## Short task:
Quote verbatim the part of the data that opens with the line containing "segment this screenshot: for" and closes with the line containing "- line-numbers-button[interactable]: 行号: [5, 14, 23, 44]", including both of those lines. Omit the pictures from your reply.
##### Input
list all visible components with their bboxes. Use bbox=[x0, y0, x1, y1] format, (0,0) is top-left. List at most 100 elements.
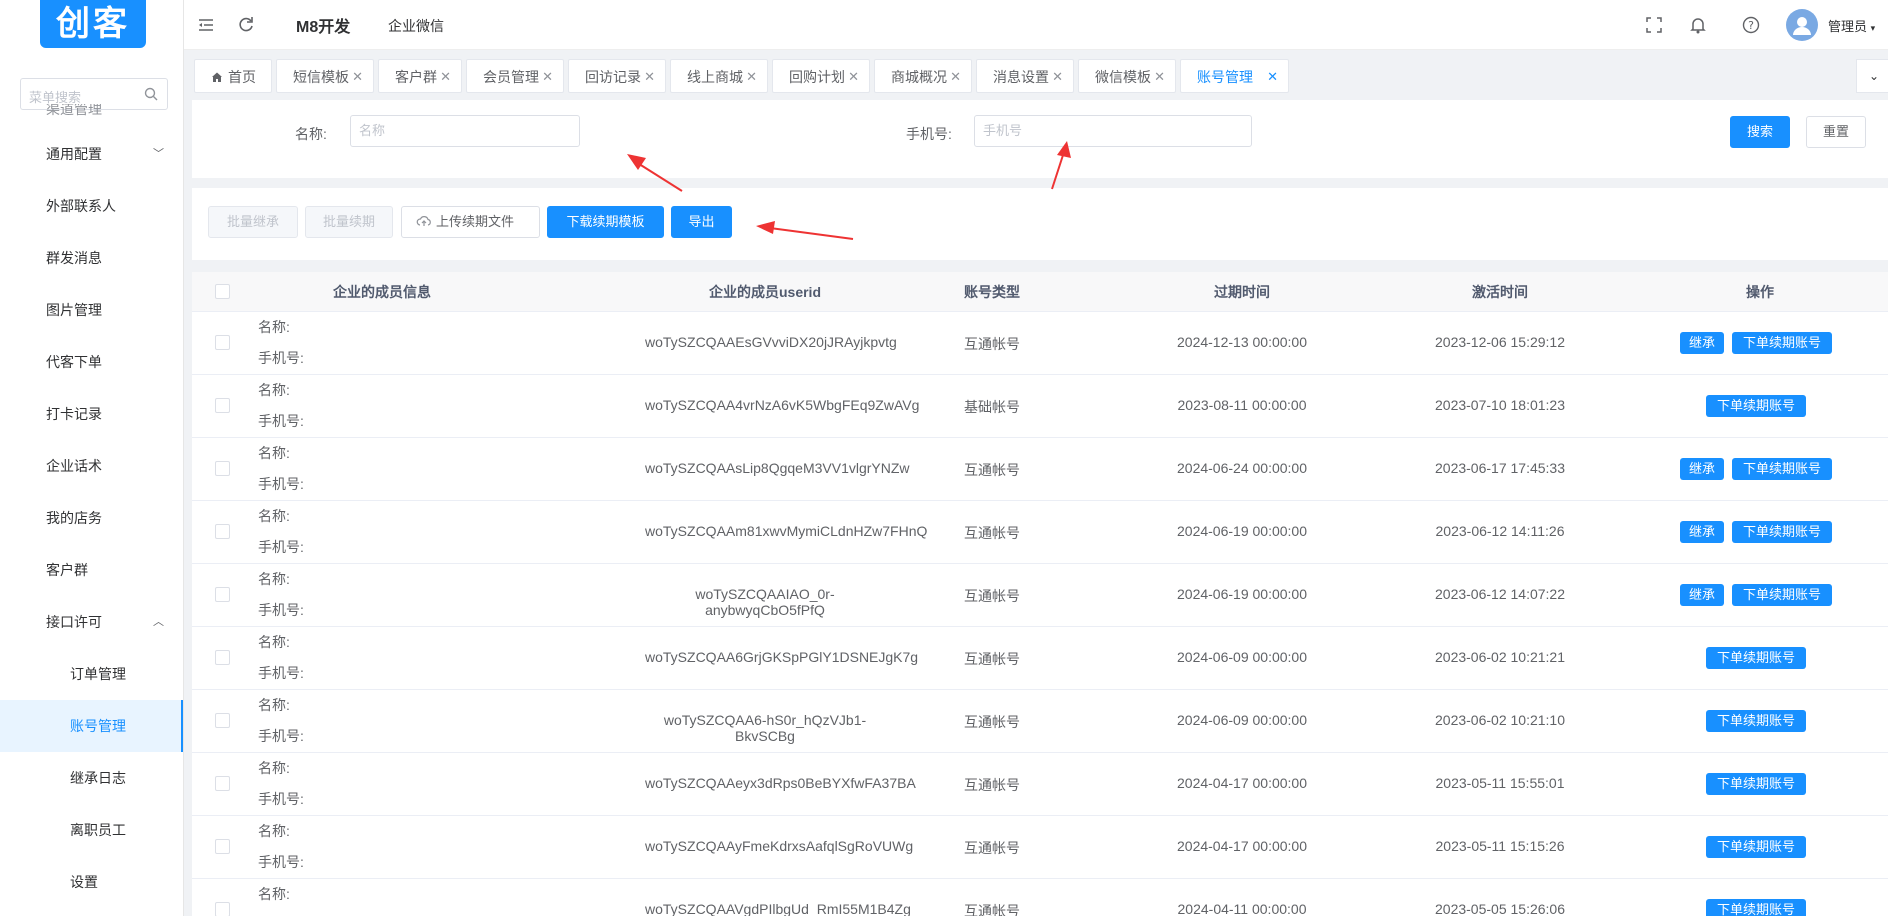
##########
##### Input
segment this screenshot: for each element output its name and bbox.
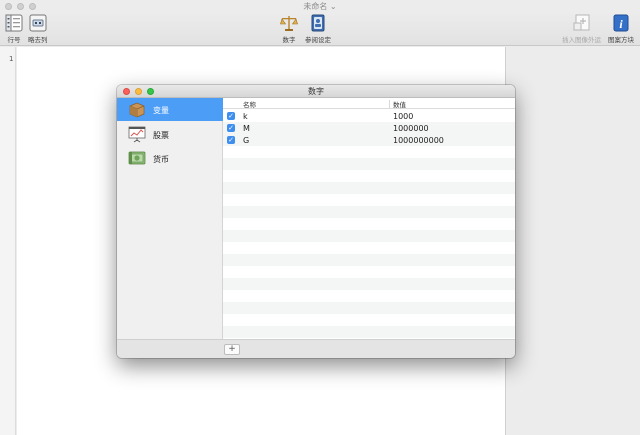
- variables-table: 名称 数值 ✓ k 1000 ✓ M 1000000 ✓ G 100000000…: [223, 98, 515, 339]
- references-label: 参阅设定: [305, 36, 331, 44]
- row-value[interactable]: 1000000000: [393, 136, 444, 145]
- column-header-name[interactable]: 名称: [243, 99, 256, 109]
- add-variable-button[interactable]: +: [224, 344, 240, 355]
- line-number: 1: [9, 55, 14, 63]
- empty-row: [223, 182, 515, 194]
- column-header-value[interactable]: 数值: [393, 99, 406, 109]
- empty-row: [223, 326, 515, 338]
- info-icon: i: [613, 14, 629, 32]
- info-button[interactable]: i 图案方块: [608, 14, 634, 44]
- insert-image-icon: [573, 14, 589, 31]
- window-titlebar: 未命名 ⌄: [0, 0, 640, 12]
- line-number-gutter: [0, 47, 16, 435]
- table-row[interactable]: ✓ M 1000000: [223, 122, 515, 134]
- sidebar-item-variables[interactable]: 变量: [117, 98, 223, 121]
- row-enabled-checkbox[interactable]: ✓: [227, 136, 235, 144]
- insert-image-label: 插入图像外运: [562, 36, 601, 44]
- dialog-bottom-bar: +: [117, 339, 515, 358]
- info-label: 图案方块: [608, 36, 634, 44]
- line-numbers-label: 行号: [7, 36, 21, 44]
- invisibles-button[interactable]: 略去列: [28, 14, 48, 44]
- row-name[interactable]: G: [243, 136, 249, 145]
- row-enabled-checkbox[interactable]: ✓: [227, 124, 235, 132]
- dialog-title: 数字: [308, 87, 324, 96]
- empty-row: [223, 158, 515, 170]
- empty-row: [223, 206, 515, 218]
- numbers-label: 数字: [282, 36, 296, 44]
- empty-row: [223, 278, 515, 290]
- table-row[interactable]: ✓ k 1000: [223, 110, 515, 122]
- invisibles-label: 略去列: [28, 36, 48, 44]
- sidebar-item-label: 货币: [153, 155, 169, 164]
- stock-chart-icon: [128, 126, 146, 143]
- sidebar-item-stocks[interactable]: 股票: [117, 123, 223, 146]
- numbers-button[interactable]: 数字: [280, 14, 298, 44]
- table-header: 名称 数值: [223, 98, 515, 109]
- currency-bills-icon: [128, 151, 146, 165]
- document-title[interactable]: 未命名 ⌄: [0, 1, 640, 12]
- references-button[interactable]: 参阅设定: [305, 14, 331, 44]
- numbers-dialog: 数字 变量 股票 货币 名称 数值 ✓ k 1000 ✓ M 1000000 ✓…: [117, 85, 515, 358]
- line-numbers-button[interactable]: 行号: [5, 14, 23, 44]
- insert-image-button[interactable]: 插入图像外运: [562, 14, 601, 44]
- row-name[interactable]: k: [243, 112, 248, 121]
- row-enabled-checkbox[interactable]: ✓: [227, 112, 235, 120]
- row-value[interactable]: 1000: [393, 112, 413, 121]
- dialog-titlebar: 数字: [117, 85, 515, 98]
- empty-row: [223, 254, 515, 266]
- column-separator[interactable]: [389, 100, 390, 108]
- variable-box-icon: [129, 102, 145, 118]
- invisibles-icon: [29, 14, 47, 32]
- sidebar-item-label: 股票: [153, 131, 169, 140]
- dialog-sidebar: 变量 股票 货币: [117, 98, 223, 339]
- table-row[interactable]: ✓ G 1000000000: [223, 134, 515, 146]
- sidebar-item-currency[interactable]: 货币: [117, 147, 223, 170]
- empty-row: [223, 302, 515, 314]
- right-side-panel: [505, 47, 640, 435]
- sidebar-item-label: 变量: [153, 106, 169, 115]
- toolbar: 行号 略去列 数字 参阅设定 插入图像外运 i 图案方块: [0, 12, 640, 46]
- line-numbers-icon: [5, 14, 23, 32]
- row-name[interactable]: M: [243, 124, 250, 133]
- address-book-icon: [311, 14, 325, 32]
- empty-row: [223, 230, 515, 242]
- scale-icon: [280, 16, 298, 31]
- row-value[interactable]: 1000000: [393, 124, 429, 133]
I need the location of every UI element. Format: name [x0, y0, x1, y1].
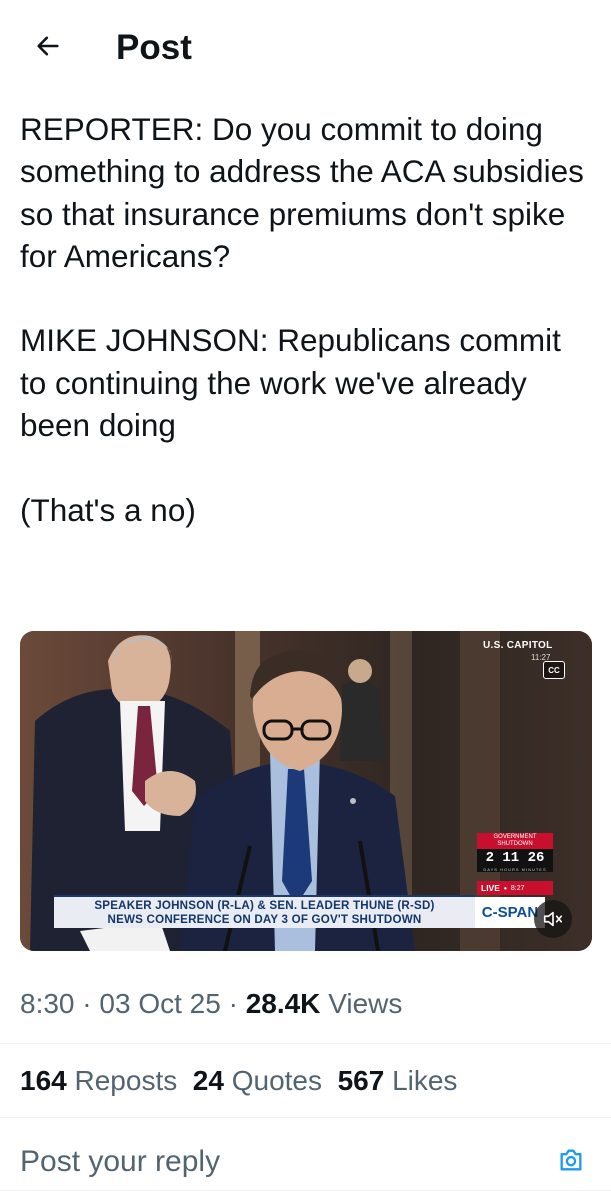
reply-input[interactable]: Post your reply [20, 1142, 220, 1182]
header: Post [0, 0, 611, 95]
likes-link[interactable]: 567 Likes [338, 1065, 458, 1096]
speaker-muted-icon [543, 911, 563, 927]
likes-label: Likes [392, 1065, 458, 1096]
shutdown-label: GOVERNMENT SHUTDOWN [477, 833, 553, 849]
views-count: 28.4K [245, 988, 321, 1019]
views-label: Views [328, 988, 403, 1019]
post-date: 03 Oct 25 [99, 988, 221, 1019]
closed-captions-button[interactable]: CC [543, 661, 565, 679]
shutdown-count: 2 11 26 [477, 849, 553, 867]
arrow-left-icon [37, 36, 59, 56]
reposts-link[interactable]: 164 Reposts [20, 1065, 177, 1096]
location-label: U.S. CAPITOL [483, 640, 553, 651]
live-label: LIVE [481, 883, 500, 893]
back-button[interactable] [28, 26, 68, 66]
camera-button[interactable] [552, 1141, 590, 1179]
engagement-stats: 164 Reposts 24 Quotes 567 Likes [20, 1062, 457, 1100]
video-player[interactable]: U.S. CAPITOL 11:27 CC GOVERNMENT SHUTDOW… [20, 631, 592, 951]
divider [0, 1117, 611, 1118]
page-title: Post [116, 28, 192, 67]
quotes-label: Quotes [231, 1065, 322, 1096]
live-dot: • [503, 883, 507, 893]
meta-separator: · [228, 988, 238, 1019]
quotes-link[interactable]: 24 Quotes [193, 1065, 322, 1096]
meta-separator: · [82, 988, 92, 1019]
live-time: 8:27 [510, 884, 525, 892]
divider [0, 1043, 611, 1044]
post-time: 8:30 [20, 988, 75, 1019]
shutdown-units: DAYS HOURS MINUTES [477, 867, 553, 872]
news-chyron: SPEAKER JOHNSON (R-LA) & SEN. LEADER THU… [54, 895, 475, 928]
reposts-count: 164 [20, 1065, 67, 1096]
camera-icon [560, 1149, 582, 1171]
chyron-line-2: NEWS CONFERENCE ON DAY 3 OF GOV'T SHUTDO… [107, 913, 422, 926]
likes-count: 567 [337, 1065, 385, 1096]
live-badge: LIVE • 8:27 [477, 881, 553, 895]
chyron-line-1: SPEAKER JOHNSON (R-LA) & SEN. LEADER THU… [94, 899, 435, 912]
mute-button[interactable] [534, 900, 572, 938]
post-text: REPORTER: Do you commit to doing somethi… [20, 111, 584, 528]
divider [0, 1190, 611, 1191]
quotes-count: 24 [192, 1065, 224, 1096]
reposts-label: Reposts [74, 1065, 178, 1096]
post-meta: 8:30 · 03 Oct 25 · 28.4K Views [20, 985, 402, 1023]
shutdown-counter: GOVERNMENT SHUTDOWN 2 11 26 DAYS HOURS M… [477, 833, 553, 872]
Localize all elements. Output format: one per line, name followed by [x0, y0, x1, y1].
##########
##### Input
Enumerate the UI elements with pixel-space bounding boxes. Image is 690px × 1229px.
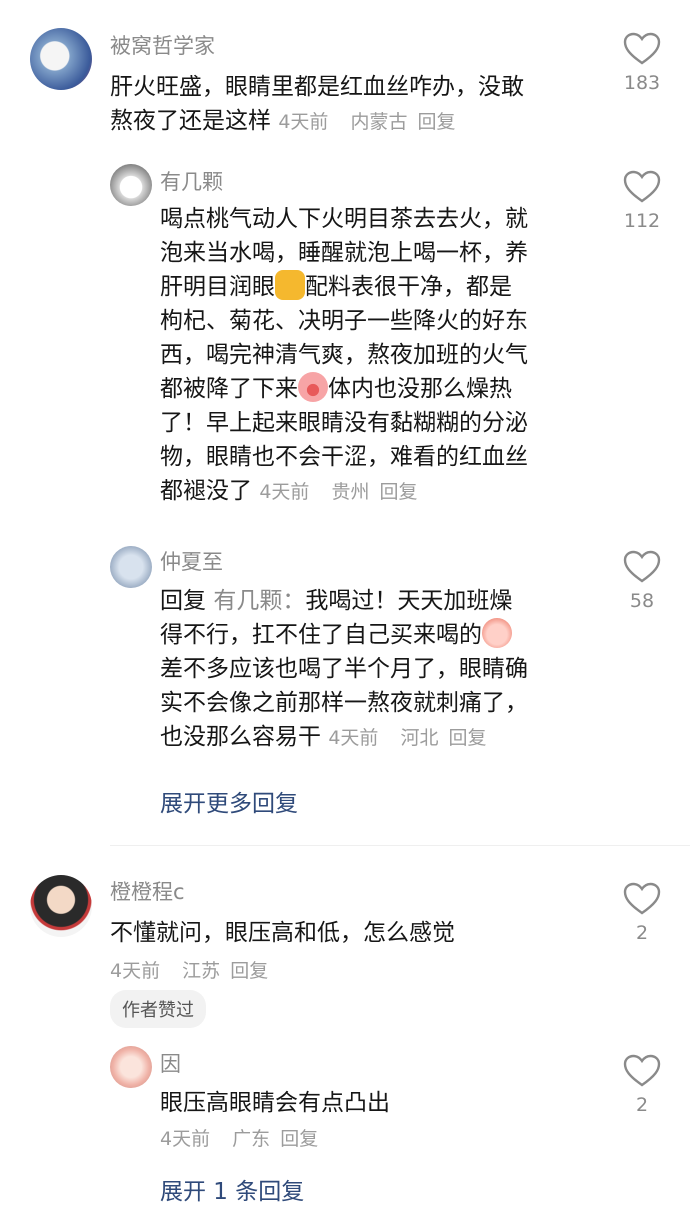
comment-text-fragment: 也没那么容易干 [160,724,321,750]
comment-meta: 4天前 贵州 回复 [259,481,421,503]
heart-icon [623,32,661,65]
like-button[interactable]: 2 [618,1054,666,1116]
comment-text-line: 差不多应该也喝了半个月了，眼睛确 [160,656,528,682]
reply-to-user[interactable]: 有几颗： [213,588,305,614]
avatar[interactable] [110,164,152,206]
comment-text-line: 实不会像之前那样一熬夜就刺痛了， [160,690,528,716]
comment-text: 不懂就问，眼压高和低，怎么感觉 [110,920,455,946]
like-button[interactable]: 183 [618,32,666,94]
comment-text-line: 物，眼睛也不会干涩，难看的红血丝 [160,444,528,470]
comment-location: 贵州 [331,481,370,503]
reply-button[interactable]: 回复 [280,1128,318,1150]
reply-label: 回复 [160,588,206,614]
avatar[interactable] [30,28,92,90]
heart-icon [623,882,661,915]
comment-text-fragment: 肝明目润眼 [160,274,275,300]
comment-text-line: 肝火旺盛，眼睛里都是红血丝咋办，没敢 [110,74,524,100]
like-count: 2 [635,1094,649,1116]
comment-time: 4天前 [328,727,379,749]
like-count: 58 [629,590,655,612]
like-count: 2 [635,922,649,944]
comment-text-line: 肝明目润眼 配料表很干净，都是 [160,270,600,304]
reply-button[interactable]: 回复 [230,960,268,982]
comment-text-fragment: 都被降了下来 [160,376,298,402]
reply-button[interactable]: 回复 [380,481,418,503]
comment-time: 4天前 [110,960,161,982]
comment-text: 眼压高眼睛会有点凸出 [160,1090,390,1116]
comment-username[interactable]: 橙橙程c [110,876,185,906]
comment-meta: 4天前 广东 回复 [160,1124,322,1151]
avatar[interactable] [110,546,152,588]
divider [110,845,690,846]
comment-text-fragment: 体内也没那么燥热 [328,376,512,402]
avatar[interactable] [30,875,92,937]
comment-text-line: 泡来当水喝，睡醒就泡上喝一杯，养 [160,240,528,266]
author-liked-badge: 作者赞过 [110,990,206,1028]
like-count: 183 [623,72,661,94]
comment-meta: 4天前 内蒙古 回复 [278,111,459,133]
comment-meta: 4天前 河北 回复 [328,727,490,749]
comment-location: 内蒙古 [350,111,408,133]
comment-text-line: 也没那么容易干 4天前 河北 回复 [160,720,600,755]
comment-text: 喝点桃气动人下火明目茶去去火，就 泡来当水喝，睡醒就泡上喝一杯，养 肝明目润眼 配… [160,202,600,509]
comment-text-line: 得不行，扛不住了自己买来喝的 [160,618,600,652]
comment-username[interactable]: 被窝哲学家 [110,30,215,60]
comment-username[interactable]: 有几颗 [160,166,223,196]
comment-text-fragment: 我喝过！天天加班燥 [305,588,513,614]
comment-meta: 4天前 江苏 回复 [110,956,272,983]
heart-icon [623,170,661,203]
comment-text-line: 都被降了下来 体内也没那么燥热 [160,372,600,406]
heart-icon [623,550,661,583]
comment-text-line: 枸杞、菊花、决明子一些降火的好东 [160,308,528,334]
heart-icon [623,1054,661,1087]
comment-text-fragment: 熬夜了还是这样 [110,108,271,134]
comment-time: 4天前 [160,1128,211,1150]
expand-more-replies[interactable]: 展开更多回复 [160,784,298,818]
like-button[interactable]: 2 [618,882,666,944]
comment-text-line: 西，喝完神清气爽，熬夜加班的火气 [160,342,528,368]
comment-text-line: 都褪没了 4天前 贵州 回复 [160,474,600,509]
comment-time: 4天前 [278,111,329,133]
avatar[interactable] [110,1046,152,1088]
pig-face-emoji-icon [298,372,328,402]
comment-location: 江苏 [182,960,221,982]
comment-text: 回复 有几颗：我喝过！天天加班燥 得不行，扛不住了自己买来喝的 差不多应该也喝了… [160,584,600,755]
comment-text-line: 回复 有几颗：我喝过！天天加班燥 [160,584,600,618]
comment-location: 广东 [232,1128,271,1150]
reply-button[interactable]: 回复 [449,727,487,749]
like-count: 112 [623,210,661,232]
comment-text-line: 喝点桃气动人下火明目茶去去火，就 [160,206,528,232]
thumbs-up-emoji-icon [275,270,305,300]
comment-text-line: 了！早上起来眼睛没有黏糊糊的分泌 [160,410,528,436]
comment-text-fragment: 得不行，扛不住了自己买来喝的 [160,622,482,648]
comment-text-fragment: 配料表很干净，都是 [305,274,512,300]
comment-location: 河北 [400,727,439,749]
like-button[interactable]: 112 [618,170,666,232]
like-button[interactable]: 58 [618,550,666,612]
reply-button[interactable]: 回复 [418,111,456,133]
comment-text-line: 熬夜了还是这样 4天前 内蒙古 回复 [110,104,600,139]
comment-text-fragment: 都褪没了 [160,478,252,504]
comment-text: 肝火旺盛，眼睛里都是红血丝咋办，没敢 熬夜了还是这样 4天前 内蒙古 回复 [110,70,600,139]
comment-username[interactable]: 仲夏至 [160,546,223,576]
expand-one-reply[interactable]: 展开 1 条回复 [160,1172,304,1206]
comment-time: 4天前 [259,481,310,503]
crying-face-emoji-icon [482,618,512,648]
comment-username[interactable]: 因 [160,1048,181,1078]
##########
## Response to this exercise:
segment this screenshot: for each element output its name and bbox.
- variables-table: 名称 数值 ✓ k 1000 ✓ M 1000000 ✓ G 100000000…: [223, 98, 515, 339]
- references-label: 参阅设定: [305, 36, 331, 44]
- row-value[interactable]: 1000000000: [393, 136, 444, 145]
- column-header-name[interactable]: 名称: [243, 99, 256, 109]
- add-variable-button[interactable]: +: [224, 344, 240, 355]
- line-number: 1: [9, 55, 14, 63]
- empty-row: [223, 182, 515, 194]
- column-header-value[interactable]: 数值: [393, 99, 406, 109]
- empty-row: [223, 326, 515, 338]
- info-icon: i: [613, 14, 629, 32]
- info-button[interactable]: i 图案方块: [608, 14, 634, 44]
- insert-image-icon: [573, 14, 589, 31]
- window-titlebar: 未命名 ⌄: [0, 0, 640, 12]
- line-number-gutter: [0, 47, 16, 435]
- table-row[interactable]: ✓ M 1000000: [223, 122, 515, 134]
- sidebar-item-variables[interactable]: 变量: [117, 98, 223, 121]
- row-enabled-checkbox[interactable]: ✓: [227, 136, 235, 144]
- insert-image-label: 插入图像外运: [562, 36, 601, 44]
- dialog-bottom-bar: +: [117, 339, 515, 358]
- info-label: 图案方块: [608, 36, 634, 44]
- line-numbers-label: 行号: [7, 36, 21, 44]
- invisibles-button[interactable]: 略去列: [28, 14, 48, 44]
- row-name[interactable]: G: [243, 136, 249, 145]
- row-enabled-checkbox[interactable]: ✓: [227, 124, 235, 132]
- dialog-title: 数字: [308, 87, 324, 96]
- empty-row: [223, 158, 515, 170]
- empty-row: [223, 206, 515, 218]
- numbers-label: 数字: [282, 36, 296, 44]
- empty-row: [223, 278, 515, 290]
- table-row[interactable]: ✓ k 1000: [223, 110, 515, 122]
- invisibles-label: 略去列: [28, 36, 48, 44]
- sidebar-item-label: 货币: [153, 155, 169, 164]
- stock-chart-icon: [128, 126, 146, 143]
- sidebar-item-stocks[interactable]: 股票: [117, 123, 223, 146]
- numbers-button[interactable]: 数字: [280, 14, 298, 44]
- table-header: 名称 数值: [223, 98, 515, 109]
- currency-bills-icon: [128, 151, 146, 165]
- document-title[interactable]: 未命名 ⌄: [0, 1, 640, 12]
- references-button[interactable]: 参阅设定: [305, 14, 331, 44]
- numbers-dialog: 数字 变量 股票 货币 名称 数值 ✓ k 1000 ✓ M 1000000 ✓…: [117, 85, 515, 358]
- line-numbers-button[interactable]: 行号: [5, 14, 23, 44]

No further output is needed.